Locate the word "Slope" in the entries below, then gather every line that holds it.

Extracted data entries >>

-- BEGIN --

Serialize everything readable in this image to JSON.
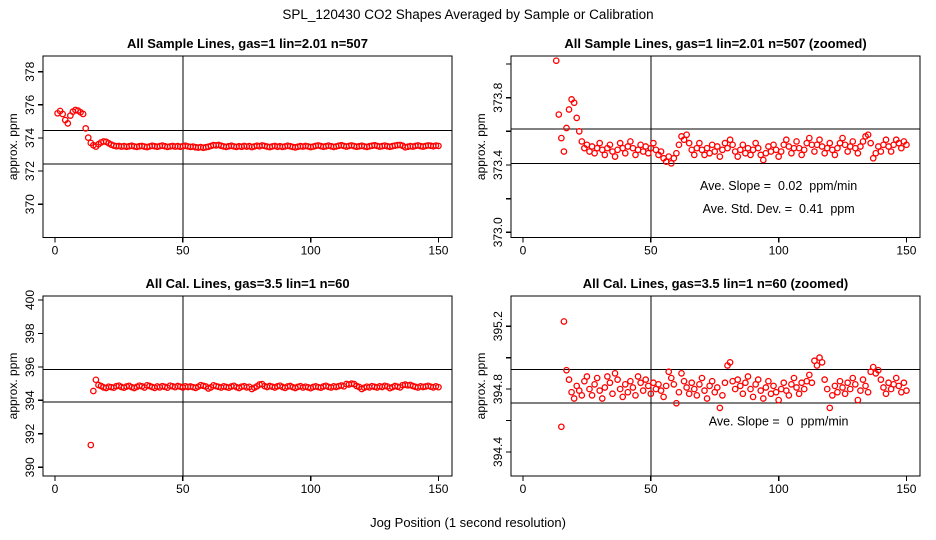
{
  "figure_title": "SPL_120430  CO2 Shapes Averaged by Sample or Calibration",
  "point_color": "#ff0000",
  "axis_color": "#000000",
  "chart_data": {
    "type": "scatter",
    "xlabel": "Jog Position (1 second resolution)",
    "legend": "none",
    "grid": "off",
    "series": {
      "sample": {
        "name": "All Sample Lines average (gas=1 lin=2.01 n=507)",
        "x": [
          1,
          2,
          3,
          4,
          5,
          6,
          7,
          8,
          9,
          10,
          11,
          12,
          13,
          14,
          15,
          16,
          17,
          18,
          19,
          20,
          21,
          22,
          23,
          24,
          25,
          26,
          27,
          28,
          29,
          30,
          31,
          32,
          33,
          34,
          35,
          36,
          37,
          38,
          39,
          40,
          41,
          42,
          43,
          44,
          45,
          46,
          47,
          48,
          49,
          50,
          51,
          52,
          53,
          54,
          55,
          56,
          57,
          58,
          59,
          60,
          61,
          62,
          63,
          64,
          65,
          66,
          67,
          68,
          69,
          70,
          71,
          72,
          73,
          74,
          75,
          76,
          77,
          78,
          79,
          80,
          81,
          82,
          83,
          84,
          85,
          86,
          87,
          88,
          89,
          90,
          91,
          92,
          93,
          94,
          95,
          96,
          97,
          98,
          99,
          100,
          101,
          102,
          103,
          104,
          105,
          106,
          107,
          108,
          109,
          110,
          111,
          112,
          113,
          114,
          115,
          116,
          117,
          118,
          119,
          120,
          121,
          122,
          123,
          124,
          125,
          126,
          127,
          128,
          129,
          130,
          131,
          132,
          133,
          134,
          135,
          136,
          137,
          138,
          139,
          140,
          141,
          142,
          143,
          144,
          145,
          146,
          147,
          148,
          149,
          150
        ],
        "y": [
          375.49,
          375.63,
          375.45,
          375.08,
          374.88,
          375.35,
          375.59,
          375.69,
          375.65,
          375.55,
          375.45,
          374.58,
          374.02,
          373.7,
          373.56,
          373.48,
          373.62,
          373.73,
          373.79,
          373.77,
          373.68,
          373.6,
          373.54,
          373.5,
          373.52,
          373.48,
          373.51,
          373.47,
          373.5,
          373.53,
          373.49,
          373.46,
          373.5,
          373.52,
          373.48,
          373.45,
          373.49,
          373.53,
          373.5,
          373.47,
          373.51,
          373.54,
          373.5,
          373.46,
          373.49,
          373.52,
          373.48,
          373.51,
          373.47,
          373.5,
          373.53,
          373.49,
          373.46,
          373.48,
          373.44,
          373.42,
          373.45,
          373.41,
          373.44,
          373.47,
          373.52,
          373.57,
          373.55,
          373.58,
          373.53,
          373.49,
          373.46,
          373.5,
          373.53,
          373.49,
          373.46,
          373.5,
          373.47,
          373.52,
          373.48,
          373.51,
          373.45,
          373.49,
          373.53,
          373.5,
          373.55,
          373.52,
          373.48,
          373.45,
          373.49,
          373.52,
          373.47,
          373.5,
          373.46,
          373.49,
          373.53,
          373.5,
          373.46,
          373.43,
          373.47,
          373.51,
          373.48,
          373.52,
          373.49,
          373.45,
          373.48,
          373.52,
          373.55,
          373.51,
          373.47,
          373.5,
          373.54,
          373.5,
          373.46,
          373.49,
          373.53,
          373.56,
          373.52,
          373.48,
          373.52,
          373.55,
          373.51,
          373.47,
          373.5,
          373.53,
          373.49,
          373.46,
          373.5,
          373.53,
          373.56,
          373.52,
          373.48,
          373.51,
          373.54,
          373.5,
          373.47,
          373.51,
          373.54,
          373.57,
          373.58,
          373.53,
          373.44,
          373.47,
          373.51,
          373.48,
          373.52,
          373.55,
          373.51,
          373.48,
          373.52,
          373.55,
          373.53,
          373.5,
          373.54,
          373.52
        ]
      },
      "cal": {
        "name": "All Cal. Lines average (gas=3.5 lin=1 n=60)",
        "x": [
          14,
          15,
          16,
          17,
          18,
          19,
          20,
          21,
          22,
          23,
          24,
          25,
          26,
          27,
          28,
          29,
          30,
          31,
          32,
          33,
          34,
          35,
          36,
          37,
          38,
          39,
          40,
          41,
          42,
          43,
          44,
          45,
          46,
          47,
          48,
          49,
          50,
          51,
          52,
          53,
          54,
          55,
          56,
          57,
          58,
          59,
          60,
          61,
          62,
          63,
          64,
          65,
          66,
          67,
          68,
          69,
          70,
          71,
          72,
          73,
          74,
          75,
          76,
          77,
          78,
          79,
          80,
          81,
          82,
          83,
          84,
          85,
          86,
          87,
          88,
          89,
          90,
          91,
          92,
          93,
          94,
          95,
          96,
          97,
          98,
          99,
          100,
          101,
          102,
          103,
          104,
          105,
          106,
          107,
          108,
          109,
          110,
          111,
          112,
          113,
          114,
          115,
          116,
          117,
          118,
          119,
          120,
          121,
          122,
          123,
          124,
          125,
          126,
          127,
          128,
          129,
          130,
          131,
          132,
          133,
          134,
          135,
          136,
          137,
          138,
          139,
          140,
          141,
          142,
          143,
          144,
          145,
          146,
          147,
          148,
          149,
          150
        ],
        "y": [
          391.33,
          394.56,
          395.23,
          394.92,
          394.86,
          394.78,
          394.74,
          394.82,
          394.79,
          394.76,
          394.85,
          394.88,
          394.8,
          394.76,
          394.83,
          394.87,
          394.79,
          394.74,
          394.81,
          394.88,
          394.84,
          394.77,
          394.9,
          394.86,
          394.8,
          394.75,
          394.83,
          394.78,
          394.85,
          394.81,
          394.76,
          394.88,
          394.84,
          394.79,
          394.86,
          394.82,
          394.77,
          394.84,
          394.8,
          394.83,
          394.79,
          394.75,
          394.82,
          394.91,
          394.87,
          394.83,
          394.71,
          394.78,
          394.9,
          394.85,
          394.81,
          394.77,
          394.84,
          394.8,
          394.76,
          394.83,
          394.87,
          394.79,
          394.74,
          394.82,
          394.85,
          394.78,
          394.81,
          394.68,
          394.76,
          394.84,
          394.95,
          394.97,
          394.85,
          394.8,
          394.86,
          394.82,
          394.77,
          394.84,
          394.88,
          394.8,
          394.75,
          394.83,
          394.86,
          394.79,
          394.74,
          394.81,
          394.85,
          394.77,
          394.82,
          394.78,
          394.73,
          394.8,
          394.84,
          394.79,
          394.76,
          394.83,
          394.87,
          394.81,
          394.77,
          394.84,
          394.8,
          394.85,
          394.89,
          394.84,
          394.98,
          394.95,
          395.0,
          394.97,
          394.86,
          394.8,
          394.68,
          394.76,
          394.82,
          394.78,
          394.85,
          394.81,
          394.77,
          394.84,
          394.8,
          394.87,
          394.83,
          394.73,
          394.79,
          394.86,
          394.82,
          394.78,
          394.91,
          394.94,
          394.9,
          394.92,
          394.86,
          394.81,
          394.77,
          394.84,
          394.8,
          394.83,
          394.87,
          394.82,
          394.78,
          394.84,
          394.79
        ]
      }
    },
    "panels": [
      {
        "id": "sample-full",
        "title": "All Sample Lines, gas=1 lin=2.01 n=507",
        "series": "sample",
        "ylabel": "approx. ppm",
        "xlim": [
          -4.7,
          155.3
        ],
        "ylim": [
          367.99,
          378.95
        ],
        "xticks": [
          0,
          50,
          100,
          150
        ],
        "yticks": [
          370,
          372,
          374,
          376,
          378
        ],
        "ytick_labels": [
          "370",
          "372",
          "374",
          "376",
          "378"
        ],
        "hlines": [
          374.45,
          372.42
        ],
        "vline": 50,
        "annotations": []
      },
      {
        "id": "sample-zoom",
        "title": "All Sample Lines, gas=1 lin=2.01 n=507 (zoomed)",
        "series": "sample",
        "ylabel": "approx. ppm",
        "xlim": [
          -4.7,
          155.3
        ],
        "ylim": [
          372.969,
          374.048
        ],
        "xticks": [
          0,
          50,
          100,
          150
        ],
        "yticks": [
          373.0,
          373.2,
          373.4,
          373.6,
          373.8,
          374.0
        ],
        "ytick_labels": [
          "373.0",
          "",
          "373.4",
          "",
          "373.8",
          ""
        ],
        "hlines": [
          373.615,
          373.41
        ],
        "vline": 50,
        "annotations": [
          {
            "text": "Ave. Slope =  0.02  ppm/min",
            "x": 100,
            "y": 373.25
          },
          {
            "text": "Ave. Std. Dev. =  0.41  ppm",
            "x": 100,
            "y": 373.115
          }
        ]
      },
      {
        "id": "cal-full",
        "title": "All Cal. Lines, gas=3.5 lin=1 n=60",
        "series": "cal",
        "ylabel": "approx. ppm",
        "xlim": [
          -4.7,
          155.3
        ],
        "ylim": [
          389.48,
          400.24
        ],
        "xticks": [
          0,
          50,
          100,
          150
        ],
        "yticks": [
          390,
          392,
          394,
          396,
          398,
          400
        ],
        "ytick_labels": [
          "390",
          "392",
          "394",
          "396",
          "398",
          "400"
        ],
        "hlines": [
          395.85,
          393.9
        ],
        "vline": 50,
        "annotations": []
      },
      {
        "id": "cal-zoom",
        "title": "All Cal. Lines, gas=3.5 lin=1 n=60 (zoomed)",
        "series": "cal",
        "ylabel": "approx. ppm",
        "xlim": [
          -4.7,
          155.3
        ],
        "ylim": [
          394.247,
          395.392
        ],
        "xticks": [
          0,
          50,
          100,
          150
        ],
        "yticks": [
          394.4,
          394.6,
          394.8,
          395.0,
          395.2
        ],
        "ytick_labels": [
          "394.4",
          "",
          "394.8",
          "",
          "395.2"
        ],
        "hlines": [
          394.925,
          394.71
        ],
        "vline": 50,
        "annotations": [
          {
            "text": "Ave. Slope =  0  ppm/min",
            "x": 100,
            "y": 394.568
          }
        ]
      }
    ]
  }
}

-- END --

Written reply >>
            "text": "Ave. Slope =  0.02  ppm/min",
            "text": "Ave. Slope =  0  ppm/min",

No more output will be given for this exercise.